[Records contained in a dataset]

────────────────────

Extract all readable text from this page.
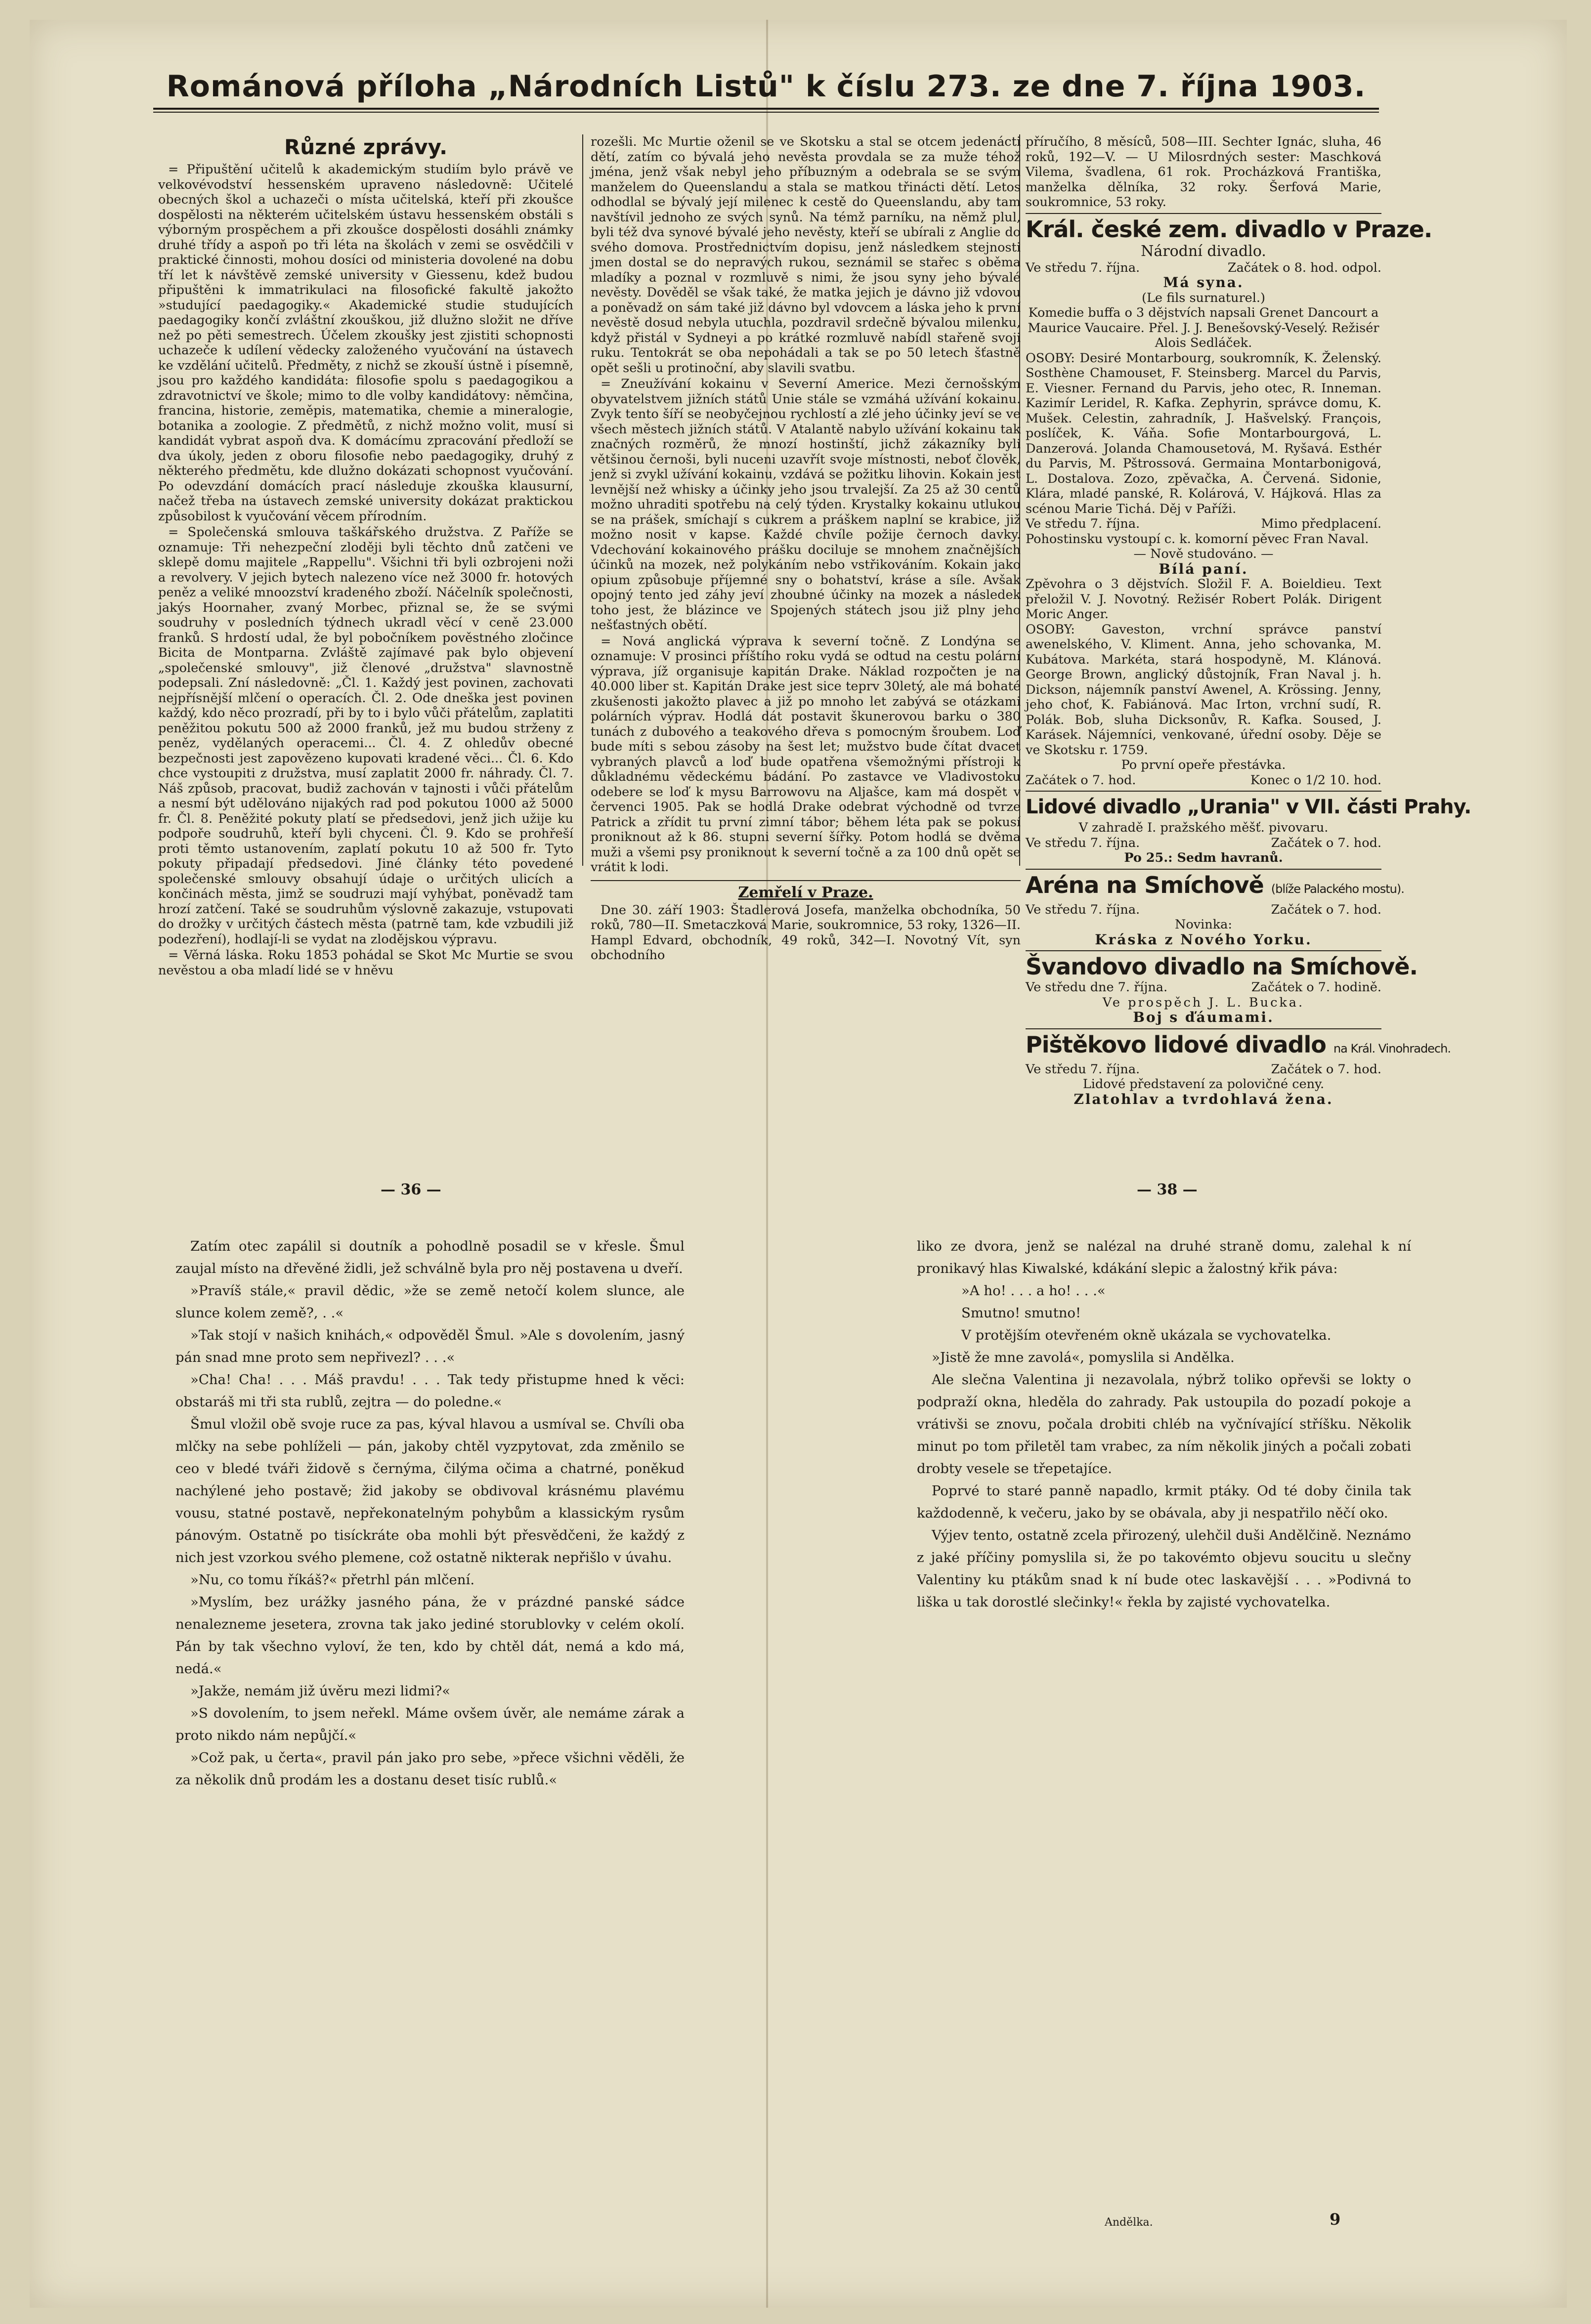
Románová příloha „Národních Listů" k číslu 273. ze dne 7. října 1903.
Různé zprávy.

= Připuštění učitelů k akademickým studiím bylo právě ve velkovévodství hessenském upraveno následovně: Učitelé obecných škol a uchazeči o místa učitelská, kteří při zkoušce dospělosti na některém učitelském ústavu hessenském obstáli s výborným prospěchem a při zkoušce dospělosti dosáhli známky druhé třídy a aspoň po tři léta na školách v zemi se osvědčili v praktické činnosti, mohou dosíci od ministeria dovolené na dobu tří let k návštěvě zemské university v Giessenu, kdež budou připuštěni k immatrikulaci na filosofické fakultě jakožto »studující paedagogiky.« Akademické studie studujících paedagogiky končí zvláštní zkouškou, již dlužno složit ne dříve než po pěti semestrech. Účelem zkoušky jest zjistiti schopnosti uchazeče k udílení vědecky založeného vyučování na ústavech ke vzdělání učitelů. Předměty, z nichž se zkouší ústně i písemně, jsou pro každého kandidáta: filosofie spolu s paedagogikou a zdravotnictví ve škole; mimo to dle volby kandidátovy: němčina, francina, historie, zeměpis, matematika, chemie a mineralogie, botanika a zoologie. Z předmětů, z nichž možno volit, musí si kandidát vybrat aspoň dva. K domácímu zpracování předloží se dva úkoly, jeden z oboru filosofie nebo paedagogiky, druhý z některého předmětu, kde dlužno dokázati schopnost vyučování. Po odevzdání domácích prací následuje zkouška klausurní, načež třeba na ústavech zemské university dokázat praktickou způsobilost k vyučování věcem přírodním.

= Společenská smlouva taškářského družstva. Z Paříže se oznamuje: Tři nehezpeční zloději byli těchto dnů zatčeni ve sklepě domu majitele „Rappellu". Všichni tři byli ozbrojeni noži a revolvery. V jejich bytech nalezeno více než 3000 fr. hotových peněz a veliké mnoozství kradeného zboží. Náčelník společnosti, jakýs Hoornaher, zvaný Morbec, přiznal se, že se svými soudruhy v posledních týdnech ukradl věcí v ceně 23.000 franků. S hrdostí udal, že byl pobočníkem pověstného zločince Bicita de Montparna. Zvláště zajímavé pak bylo objevení „společenské smlouvy", již členové „družstva" slavnostně podepsali. Zní následovně: „Čl. 1. Každý jest povinen, zachovati nejpřísnější mlčení o operacích. Čl. 2. Ode dneška jest povinen každý, kdo něco prozradí, při by to i bylo vůči přátelům, zaplatiti peněžitou pokutu 500 až 2000 franků, jež mu budou strženy z peněz, vydělaných operacemi... Čl. 4. Z ohledův obecné bezpečnosti jest zapovězeno kupovati kradené věci... Čl. 6. Kdo chce vystoupiti z družstva, musí zaplatit 2000 fr. náhrady. Čl. 7. Náš způsob, pracovat, budiž zachován v tajnosti i vůči přátelům a nesmí být udělováno nijakých rad pod pokutou 1000 až 5000 fr. Čl. 8. Peněžité pokuty platí se předsedovi, jenž jich užije ku podpoře soudruhů, kteří byli chyceni. Čl. 9. Kdo se prohřeší proti těmto ustanovením, zaplatí pokutu 10 až 500 fr. Tyto pokuty připadají předsedovi. Jiné články této povedené společenské smlouvy obsahují údaje o určitých ulicích a končinách města, jimž se soudruzi mají vyhýbat, poněvadž tam hrozí zatčení. Také se soudruhům výslovně zakazuje, vstupovati do drožky v určitých částech města (patrně tam, kde vzbudili již podezření), hodlají-li se vydat na zlodějskou výpravu.

= Věrná láska. Roku 1853 pohádal se Skot Mc Murtie se svou nevěstou a oba mladí lidé se v hněvu

rozešli. Mc Murtie oženil se ve Skotsku a stal se otcem jedenácti dětí, zatím co bývalá jeho nevěsta provdala se za muže téhož jména, jenž však nebyl jeho příbuzným a odebrala se se svým manželem do Queenslandu a stala se matkou třinácti dětí. Letos odhodlal se bývalý její milenec k cestě do Queenslandu, aby tam navštívil jednoho ze svých synů. Na témž parníku, na němž plul, byli též dva synové bývalé jeho nevěsty, kteří se ubírali z Anglie do svého domova. Prostřednictvím dopisu, jenž následkem stejnosti jmen dostal se do nepravých rukou, seznámil se stařec s oběma mladíky a poznal v rozmluvě s nimi, že jsou syny jeho bývalé nevěsty. Dověděl se však také, že matka jejich je dávno již vdovou a poněvadž on sám také již dávno byl vdovcem a láska jeho k první nevěstě dosud nebyla utuchla, pozdravil srdečně bývalou milenku, když přistál v Sydneyi a po krátké rozmluvě nabídl stařeně svoji ruku. Tentokrát se oba nepohádali a tak se po 50 letech šťastně opět sešli u protinoční, aby slavili svatbu.

= Zneužívání kokainu v Severní Americe. Mezi černošským obyvatelstvem jižních států Unie stále se vzmáhá užívání kokainu. Zvyk tento šíří se neobyčejnou rychlostí a zlé jeho účinky jeví se ve všech městech jižních států. V Atalantě nabylo užívání kokainu tak značných rozměrů, že mnozí hostinští, jichž zákazníky byli většinou černoši, byli nuceni uzavřít svoje místnosti, neboť člověk, jenž si zvykl užívání kokainu, vzdává se požitku lihovin. Kokain jest levnější než whisky a účinky jeho jsou trvalejší. Za 25 až 30 centů možno uhraditi spotřebu na celý týden. Krystalky kokainu utlukou se na prášek, smíchají s cukrem a práškem naplní se krabice, již možno nosit v kapse. Každé chvíle požije černoch davky. Vdechování kokainového prášku dociluje se mnohem značnějších účinků na mozek, než polykáním nebo vstřikováním. Kokain jako opium způsobuje příjemné sny o bohatství, kráse a síle. Avšak opojný tento jed záhy jeví zhoubné účinky na mozek a následek toho jest, že blázince ve Spojených státech jsou již plny jeho nešťastných obětí.

= Nová anglická výprava k severní točně. Z Londýna se oznamuje: V prosinci příštího roku vydá se odtud na cestu polární výprava, jíž organisuje kapitán Drake. Náklad rozpočten je na 40.000 liber st. Kapitán Drake jest sice teprv 30letý, ale má bohaté zkušenosti jakožto plavec a již po mnoho let zabývá se otázkami polárních výprav. Hodlá dát postavit škunerovou barku o 380 tunách z dubového a teakového dřeva s pomocným šroubem. Loď bude míti s sebou zásoby na šest let; mužstvo bude čítat dvacet vybraných plavců a loď bude opatřena všemožnými přístroji k důkladnému vědeckému bádání. Po zastavce ve Vladivostoku odebere se loď k mysu Barrowovu na Aljašce, kam má dospět v červenci 1905. Pak se hodlá Drake odebrat východně od tvrze Patrick a zřídit tu první zimní tábor; během léta pak se pokusí proniknout až k 86. stupni severní šířky. Potom hodlá se dvěma muži a všemi psy proniknout k severní točně a za 100 dnů opět se vrátit k lodi.

Zemřelí v Praze.

Dne 30. září 1903: Štadlerová Josefa, manželka obchodníka, 50 roků, 780—II. Smetaczková Marie, soukromnice, 53 roky, 1326—II. Hampl Edvard, obchodník, 49 roků, 342—I. Novotný Vít, syn obchodního

příručího, 8 měsíců, 508—III. Sechter Ignác, sluha, 46 roků, 192—V. — U Milosrdných sester: Maschková Vilema, švadlena, 61 rok. Procházková Františka, manželka dělníka, 32 roky. Šerfová Marie, soukromnice, 53 roky.

Král. české zem. divadlo v Praze.
Národní divadlo.
Ve středu 7. října.	Začátek o 8. hod. odpol.
Má syna.
(Le fils surnaturel.)
Komedie buffa o 3 dějstvích napsali Grenet Dancourt a Maurice Vaucaire. Přel. J. J. Benešovský-Veselý. Režisér Alois Sedláček.
OSOBY: Desiré Montarbourg, soukromník, K. Želenský. Sosthène Chamouset, F. Steinsberg. Marcel du Parvis, E. Viesner. Fernand du Parvis, jeho otec, R. Inneman. Kazimír Leridel, R. Kafka. Zephyrin, správce domu, K. Mušek. Celestin, zahradník, J. Hašvelský. François, poslíček, K. Váňa. Sofie Montarbourgová, L. Danzerová. Jolanda Chamousetová, M. Ryšavá. Esthér du Parvis, M. Pštrossová. Germaina Montarbonigová, L. Dostalova. Zozo, zpěvačka, A. Červená. Sidonie, Klára, mladé panské, R. Kolárová, V. Hájková. Hlas za scénou Marie Tichá. Děj v Paříži.
Ve středu 7. října.	Mimo předplacení.
Pohostinsku vystoupí c. k. komorní pěvec Fran Naval.
— Nově studováno. —
Bílá paní.
Zpěvohra o 3 dějstvích. Složil F. A. Boieldieu. Text přeložil V. J. Novotný. Režisér Robert Polák. Dirigent Moric Anger.
OSOBY: Gaveston, vrchní správce panství awenelského, V. Kliment. Anna, jeho schovanka, M. Kubátova. Markéta, stará hospodyně, M. Klánová. George Brown, anglický důstojník, Fran Naval j. h. Dickson, nájemník panství Awenel, A. Krössing. Jenny, jeho choť, K. Fabiánová. Mac Irton, vrchní sudí, R. Polák. Bob, sluha Dicksonův, R. Kafka. Soused, J. Karásek. Nájemníci, venkované, úřední osoby. Děje se ve Skotsku r. 1759.
Po první opeře přestávka.
Začátek o 7. hod.	Konec o 1/2 10. hod.
Lidové divadlo „Urania" v VII. části Prahy.
V zahradě I. pražského měšť. pivovaru.
Ve středu 7. října.	Začátek o 7. hod.
Po 25.: Sedm havranů.
Aréna na Smíchově (blíže Palackého mostu).
Ve středu 7. října.	Začátek o 7. hod.
Novinka:
Kráska z Nového Yorku.
Švandovo divadlo na Smíchově.
Ve středu dne 7. října.	Začátek o 7. hodině.
Ve prospěch J. L. Bucka.
Boj s ďáumami.
Pištěkovo lidové divadlo na Král. Vinohradech.
Ve středu 7. října.	Začátek o 7. hod.
Lidové představení za polovičné ceny.
Zlatohlav a tvrdohlavá žena.
— 36 —	— 38 —

Zatím otec zapálil si doutník a pohodlně posadil se v křesle. Šmul zaujal místo na dřevěné židli, jež schválně byla pro něj postavena u dveří.

»Pravíš stále,« pravil dědic, »že se země netočí kolem slunce, ale slunce kolem země?, . .«

»Tak stojí v našich knihách,« odpověděl Šmul. »Ale s dovolením, jasný pán snad mne proto sem nepřivezl? . . .«

»Cha! Cha! . . . Máš pravdu! . . . Tak tedy přistupme hned k věci: obstaráš mi tři sta rublů, zejtra — do poledne.«

Šmul vložil obě svoje ruce za pas, kýval hlavou a usmíval se. Chvíli oba mlčky na sebe pohlíželi — pán, jakoby chtěl vyzpytovat, zda změnilo se ceo v bledé tváři židově s černýma, čilýma očima a chatrné, poněkud nachýlené jeho postavě; žid jakoby se obdivoval krásnému plavému vousu, statné postavě, nepřekonatelným pohybům a klassickým rysům pánovým. Ostatně po tisíckráte oba mohli být přesvědčeni, že každý z nich jest vzorkou svého plemene, což ostatně nikterak nepřišlo v úvahu.

»Nu, co tomu říkáš?« přetrhl pán mlčení.

»Myslím, bez urážky jasného pána, že v prázdné panské sádce nenalezneme jesetera, zrovna tak jako jediné storublovky v celém okolí. Pán by tak všechno vyloví, že ten, kdo by chtěl dát, nemá a kdo má, nedá.«

»Jakže, nemám již úvěru mezi lidmi?«

»S dovolením, to jsem neřekl. Máme ovšem úvěr, ale nemáme zárak a proto nikdo nám nepůjčí.«

»Což pak, u čerta«, pravil pán jako pro sebe, »přece všichni věděli, že za několik dnů prodám les a dostanu deset tisíc rublů.«

liko ze dvora, jenž se nalézal na druhé straně domu, zalehal k ní pronikavý hlas Kiwalské, kdákání slepic a žalostný křik páva:

»A ho! . . . a ho! . . .«

Smutno! smutno!

V protějším otevřeném okně ukázala se vychovatelka.

»Jistě že mne zavolá«, pomyslila si Andělka.

Ale slečna Valentina ji nezavolala, nýbrž toliko opřevši se lokty o podpraží okna, hleděla do zahrady. Pak ustoupila do pozadí pokoje a vrátivši se znovu, počala drobiti chléb na vyčnívající stříšku. Několik minut po tom přiletěl tam vrabec, za ním několik jiných a počali zobati drobty vesele se třepetajíce.

Poprvé to staré panně napadlo, krmit ptáky. Od té doby činila tak každodenně, k večeru, jako by se obávala, aby ji nespatřilo něčí oko.

Výjev tento, ostatně zcela přirozený, ulehčil duši Andělčině. Neznámo z jaké příčiny pomyslila si, že po takovémto objevu soucitu u slečny Valentiny ku ptákům snad k ní bude otec laskavější . . . »Podivná to liška u tak dorostlé slečinky!« řekla by zajisté vychovatelka.

Andělka.	9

────────────────────

Please list every line of the records that contains "rublů".

»Cha! Cha! . . . Máš pravdu! . . . Tak tedy přistupme hned k věci: obstaráš mi tři sta rublů, zejtra — do poledne.«
»Což pak, u čerta«, pravil pán jako pro sebe, »přece všichni věděli, že za několik dnů prodám les a dostanu deset tisíc rublů.«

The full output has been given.